⟨

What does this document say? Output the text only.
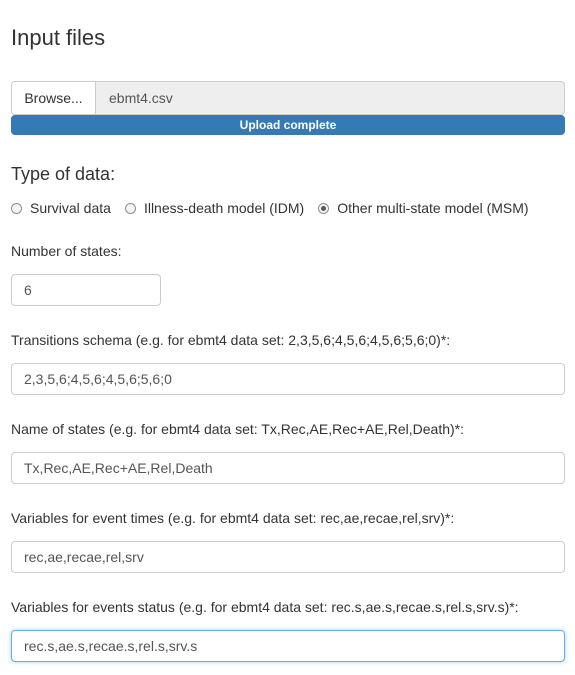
Input files
Browse...	ebmt4.csv
Upload complete
Type of data:
Survival data Illness-death model (IDM) Other multi-state model (MSM)
Number of states:
6
Transitions schema (e.g. for ebmt4 data set: 2,3,5,6;4,5,6;4,5,6;5,6;0)*:
2,3,5,6;4,5,6;4,5,6;5,6;0
Name of states (e.g. for ebmt4 data set: Tx,Rec,AE,Rec+AE,Rel,Death)*:
Tx,Rec,AE,Rec+AE,Rel,Death
Variables for event times (e.g. for ebmt4 data set: rec,ae,recae,rel,srv)*:
rec,ae,recae,rel,srv
Variables for events status (e.g. for ebmt4 data set: rec.s,ae.s,recae.s,rel.s,srv.s)*:
rec.s,ae.s,recae.s,rel.s,srv.s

⟩

What needs to be done> Reproduce the records verbatim, omitting all images they contain.

Solution for this problem>
What does this document say? Output the text only.
Input files
Browse...	ebmt4.csv
Upload complete
Type of data:
Survival data Illness-death model (IDM) Other multi-state model (MSM)
Number of states:
6
Transitions schema (e.g. for ebmt4 data set: 2,3,5,6;4,5,6;4,5,6;5,6;0)*:
2,3,5,6;4,5,6;4,5,6;5,6;0
Name of states (e.g. for ebmt4 data set: Tx,Rec,AE,Rec+AE,Rel,Death)*:
Tx,Rec,AE,Rec+AE,Rel,Death
Variables for event times (e.g. for ebmt4 data set: rec,ae,recae,rel,srv)*:
rec,ae,recae,rel,srv
Variables for events status (e.g. for ebmt4 data set: rec.s,ae.s,recae.s,rel.s,srv.s)*:
rec.s,ae.s,recae.s,rel.s,srv.s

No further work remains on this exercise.